— begin Supplied entries —

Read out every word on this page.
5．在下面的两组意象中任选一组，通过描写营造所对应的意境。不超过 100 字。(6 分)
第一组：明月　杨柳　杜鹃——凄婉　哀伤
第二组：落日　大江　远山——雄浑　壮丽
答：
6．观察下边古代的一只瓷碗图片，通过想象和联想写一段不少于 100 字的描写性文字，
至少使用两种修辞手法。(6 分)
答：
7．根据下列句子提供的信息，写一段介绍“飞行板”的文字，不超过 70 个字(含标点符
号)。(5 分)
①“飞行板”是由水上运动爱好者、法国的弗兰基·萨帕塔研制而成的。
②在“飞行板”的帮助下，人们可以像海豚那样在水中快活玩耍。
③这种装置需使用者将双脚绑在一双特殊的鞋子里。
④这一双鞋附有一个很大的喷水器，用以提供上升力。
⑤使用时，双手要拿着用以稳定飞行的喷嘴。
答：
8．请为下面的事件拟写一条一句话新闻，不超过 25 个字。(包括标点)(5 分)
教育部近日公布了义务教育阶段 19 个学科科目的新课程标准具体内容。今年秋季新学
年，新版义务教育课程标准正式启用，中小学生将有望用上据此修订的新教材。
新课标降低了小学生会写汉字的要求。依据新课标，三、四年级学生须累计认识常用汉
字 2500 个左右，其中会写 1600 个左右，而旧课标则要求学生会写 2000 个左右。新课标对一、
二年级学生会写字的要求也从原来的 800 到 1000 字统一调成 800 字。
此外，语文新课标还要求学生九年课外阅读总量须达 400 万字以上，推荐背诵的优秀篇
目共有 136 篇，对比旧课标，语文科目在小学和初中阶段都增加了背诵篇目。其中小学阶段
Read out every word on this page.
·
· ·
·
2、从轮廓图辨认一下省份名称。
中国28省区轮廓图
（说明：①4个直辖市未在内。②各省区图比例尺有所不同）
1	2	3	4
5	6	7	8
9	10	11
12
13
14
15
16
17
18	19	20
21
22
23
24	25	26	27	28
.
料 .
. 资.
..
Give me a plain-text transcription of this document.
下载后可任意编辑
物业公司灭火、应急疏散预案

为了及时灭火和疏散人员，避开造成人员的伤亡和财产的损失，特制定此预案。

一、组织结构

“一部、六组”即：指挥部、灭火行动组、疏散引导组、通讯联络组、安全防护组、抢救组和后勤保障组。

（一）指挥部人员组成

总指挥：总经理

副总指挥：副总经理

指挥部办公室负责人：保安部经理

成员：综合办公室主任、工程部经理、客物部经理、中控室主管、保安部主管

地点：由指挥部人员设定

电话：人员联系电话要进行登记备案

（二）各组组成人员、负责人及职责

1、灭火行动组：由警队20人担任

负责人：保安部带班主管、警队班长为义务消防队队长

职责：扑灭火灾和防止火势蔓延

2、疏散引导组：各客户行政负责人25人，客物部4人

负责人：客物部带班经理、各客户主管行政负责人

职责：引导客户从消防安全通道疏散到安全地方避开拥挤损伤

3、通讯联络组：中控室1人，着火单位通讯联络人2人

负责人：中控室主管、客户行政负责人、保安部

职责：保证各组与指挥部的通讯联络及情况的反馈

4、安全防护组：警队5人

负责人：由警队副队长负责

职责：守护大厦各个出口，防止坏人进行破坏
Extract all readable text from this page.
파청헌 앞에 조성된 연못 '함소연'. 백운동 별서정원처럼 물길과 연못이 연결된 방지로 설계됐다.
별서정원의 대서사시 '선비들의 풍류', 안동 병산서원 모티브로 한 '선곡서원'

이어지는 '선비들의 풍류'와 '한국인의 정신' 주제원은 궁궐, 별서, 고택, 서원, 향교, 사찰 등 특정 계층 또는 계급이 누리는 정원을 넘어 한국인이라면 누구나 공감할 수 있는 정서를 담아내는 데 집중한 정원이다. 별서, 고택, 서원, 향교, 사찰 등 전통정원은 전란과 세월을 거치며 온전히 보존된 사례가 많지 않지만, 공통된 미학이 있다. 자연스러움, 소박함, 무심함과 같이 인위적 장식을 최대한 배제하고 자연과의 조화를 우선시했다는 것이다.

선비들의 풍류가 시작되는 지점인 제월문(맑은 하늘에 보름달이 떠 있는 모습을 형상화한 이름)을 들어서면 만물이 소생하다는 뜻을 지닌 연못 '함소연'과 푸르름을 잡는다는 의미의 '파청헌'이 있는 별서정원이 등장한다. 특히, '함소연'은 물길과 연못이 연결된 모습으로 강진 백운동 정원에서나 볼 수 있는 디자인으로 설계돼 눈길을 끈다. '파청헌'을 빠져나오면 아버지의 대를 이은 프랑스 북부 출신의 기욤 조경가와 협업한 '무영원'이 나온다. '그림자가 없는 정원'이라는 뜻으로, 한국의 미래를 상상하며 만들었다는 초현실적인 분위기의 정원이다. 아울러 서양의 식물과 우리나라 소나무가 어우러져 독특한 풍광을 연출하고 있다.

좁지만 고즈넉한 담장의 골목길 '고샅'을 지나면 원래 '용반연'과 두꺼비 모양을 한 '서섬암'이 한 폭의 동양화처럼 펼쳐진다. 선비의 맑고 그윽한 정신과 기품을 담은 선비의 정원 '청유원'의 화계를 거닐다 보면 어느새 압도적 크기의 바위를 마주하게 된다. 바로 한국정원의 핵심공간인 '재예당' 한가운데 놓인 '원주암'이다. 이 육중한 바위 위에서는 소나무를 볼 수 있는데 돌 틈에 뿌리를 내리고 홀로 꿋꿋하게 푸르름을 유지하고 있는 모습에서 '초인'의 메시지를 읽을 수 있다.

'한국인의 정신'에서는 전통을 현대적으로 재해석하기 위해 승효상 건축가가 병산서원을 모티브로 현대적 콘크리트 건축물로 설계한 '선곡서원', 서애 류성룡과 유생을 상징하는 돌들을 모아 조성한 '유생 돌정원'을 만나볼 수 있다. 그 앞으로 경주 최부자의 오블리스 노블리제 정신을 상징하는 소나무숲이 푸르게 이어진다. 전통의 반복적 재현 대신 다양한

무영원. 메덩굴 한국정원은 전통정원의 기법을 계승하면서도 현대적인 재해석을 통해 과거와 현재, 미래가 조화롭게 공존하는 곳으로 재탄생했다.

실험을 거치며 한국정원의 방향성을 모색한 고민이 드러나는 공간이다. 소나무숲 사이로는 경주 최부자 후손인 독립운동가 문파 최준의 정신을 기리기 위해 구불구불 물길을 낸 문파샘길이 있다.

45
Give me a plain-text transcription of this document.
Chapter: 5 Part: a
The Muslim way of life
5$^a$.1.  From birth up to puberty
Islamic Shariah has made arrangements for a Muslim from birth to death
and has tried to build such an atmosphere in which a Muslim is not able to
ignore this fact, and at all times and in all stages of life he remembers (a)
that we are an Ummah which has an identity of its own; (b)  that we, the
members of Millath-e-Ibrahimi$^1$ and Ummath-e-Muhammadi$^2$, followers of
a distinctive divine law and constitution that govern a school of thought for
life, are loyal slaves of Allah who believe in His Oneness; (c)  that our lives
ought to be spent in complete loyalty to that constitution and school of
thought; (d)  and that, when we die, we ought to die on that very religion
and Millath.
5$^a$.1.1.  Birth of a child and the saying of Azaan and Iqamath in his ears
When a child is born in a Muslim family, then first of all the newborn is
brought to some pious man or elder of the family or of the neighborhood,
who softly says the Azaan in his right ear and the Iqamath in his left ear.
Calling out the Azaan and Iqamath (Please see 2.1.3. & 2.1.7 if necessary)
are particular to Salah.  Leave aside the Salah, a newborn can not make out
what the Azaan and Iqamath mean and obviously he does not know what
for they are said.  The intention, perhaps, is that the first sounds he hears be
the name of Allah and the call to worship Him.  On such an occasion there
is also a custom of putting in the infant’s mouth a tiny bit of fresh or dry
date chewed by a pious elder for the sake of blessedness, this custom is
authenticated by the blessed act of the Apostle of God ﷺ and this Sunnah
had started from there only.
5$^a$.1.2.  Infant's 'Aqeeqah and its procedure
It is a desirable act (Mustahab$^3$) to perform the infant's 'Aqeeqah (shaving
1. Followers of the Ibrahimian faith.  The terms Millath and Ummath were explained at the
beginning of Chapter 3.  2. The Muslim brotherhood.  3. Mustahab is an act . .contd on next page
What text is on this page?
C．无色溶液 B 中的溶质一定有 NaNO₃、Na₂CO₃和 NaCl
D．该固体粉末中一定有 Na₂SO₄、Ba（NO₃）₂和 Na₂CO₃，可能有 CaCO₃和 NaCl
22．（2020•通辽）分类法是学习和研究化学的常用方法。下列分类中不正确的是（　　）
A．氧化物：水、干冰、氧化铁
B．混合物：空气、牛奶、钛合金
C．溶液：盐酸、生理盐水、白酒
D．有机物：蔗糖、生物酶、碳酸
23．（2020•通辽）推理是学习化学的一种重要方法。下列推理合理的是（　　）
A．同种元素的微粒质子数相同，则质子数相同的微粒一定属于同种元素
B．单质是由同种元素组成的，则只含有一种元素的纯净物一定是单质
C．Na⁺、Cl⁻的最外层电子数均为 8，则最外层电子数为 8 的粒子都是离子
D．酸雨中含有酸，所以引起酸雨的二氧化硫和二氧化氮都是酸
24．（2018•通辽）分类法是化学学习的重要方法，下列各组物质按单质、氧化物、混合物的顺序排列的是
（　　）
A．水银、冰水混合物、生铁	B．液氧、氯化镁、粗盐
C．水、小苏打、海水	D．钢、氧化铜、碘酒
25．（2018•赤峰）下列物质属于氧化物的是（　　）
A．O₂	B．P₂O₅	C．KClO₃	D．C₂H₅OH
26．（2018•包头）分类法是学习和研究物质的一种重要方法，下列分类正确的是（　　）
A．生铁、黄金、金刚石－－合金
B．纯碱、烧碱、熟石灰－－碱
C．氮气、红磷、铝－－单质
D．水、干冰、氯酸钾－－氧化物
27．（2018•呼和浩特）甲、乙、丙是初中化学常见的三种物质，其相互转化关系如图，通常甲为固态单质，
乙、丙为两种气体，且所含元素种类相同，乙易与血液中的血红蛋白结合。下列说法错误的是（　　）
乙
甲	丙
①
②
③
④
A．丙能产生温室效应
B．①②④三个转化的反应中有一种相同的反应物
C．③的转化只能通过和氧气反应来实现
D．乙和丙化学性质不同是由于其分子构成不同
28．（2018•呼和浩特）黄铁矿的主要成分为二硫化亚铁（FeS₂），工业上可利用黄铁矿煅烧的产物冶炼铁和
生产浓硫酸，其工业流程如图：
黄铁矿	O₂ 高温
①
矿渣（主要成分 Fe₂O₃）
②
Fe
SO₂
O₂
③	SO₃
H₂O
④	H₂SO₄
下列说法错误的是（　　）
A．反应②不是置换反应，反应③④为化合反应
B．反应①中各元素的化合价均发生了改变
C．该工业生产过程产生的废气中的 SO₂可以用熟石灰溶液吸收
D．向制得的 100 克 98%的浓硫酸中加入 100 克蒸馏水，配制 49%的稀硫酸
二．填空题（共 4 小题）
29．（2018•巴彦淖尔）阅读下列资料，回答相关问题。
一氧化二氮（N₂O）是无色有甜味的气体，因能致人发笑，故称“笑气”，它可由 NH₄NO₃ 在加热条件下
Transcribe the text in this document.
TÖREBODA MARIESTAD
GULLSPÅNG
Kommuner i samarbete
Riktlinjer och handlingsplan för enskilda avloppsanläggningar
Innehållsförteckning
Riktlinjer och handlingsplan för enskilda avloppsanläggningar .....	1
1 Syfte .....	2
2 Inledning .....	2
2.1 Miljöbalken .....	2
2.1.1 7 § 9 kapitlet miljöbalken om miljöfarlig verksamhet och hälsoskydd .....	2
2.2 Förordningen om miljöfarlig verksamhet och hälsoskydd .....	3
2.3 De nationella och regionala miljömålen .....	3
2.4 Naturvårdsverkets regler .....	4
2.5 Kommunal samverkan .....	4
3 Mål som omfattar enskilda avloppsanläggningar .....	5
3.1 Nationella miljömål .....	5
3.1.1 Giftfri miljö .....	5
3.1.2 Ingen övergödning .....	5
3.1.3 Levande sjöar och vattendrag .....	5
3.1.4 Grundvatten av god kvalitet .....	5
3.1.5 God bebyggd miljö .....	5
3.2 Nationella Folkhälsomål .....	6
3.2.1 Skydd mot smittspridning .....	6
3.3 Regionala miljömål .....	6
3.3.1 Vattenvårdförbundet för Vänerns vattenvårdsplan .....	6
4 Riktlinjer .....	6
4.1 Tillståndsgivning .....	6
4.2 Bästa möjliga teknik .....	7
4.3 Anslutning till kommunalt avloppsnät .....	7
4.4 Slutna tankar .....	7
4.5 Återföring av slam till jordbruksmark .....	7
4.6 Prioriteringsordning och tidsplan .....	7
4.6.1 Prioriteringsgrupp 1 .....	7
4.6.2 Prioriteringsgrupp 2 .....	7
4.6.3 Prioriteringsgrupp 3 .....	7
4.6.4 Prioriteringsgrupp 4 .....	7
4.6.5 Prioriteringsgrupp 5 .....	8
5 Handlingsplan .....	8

— end Supplied entries —

▸ Given problem
Within the listing above, find every line containing the string "avloppsanläggningar" and return it.

▸ Exercise solution
Riktlinjer och handlingsplan för enskilda avloppsanläggningar
Riktlinjer och handlingsplan för enskilda avloppsanläggningar .....	1
3 Mål som omfattar enskilda avloppsanläggningar .....	5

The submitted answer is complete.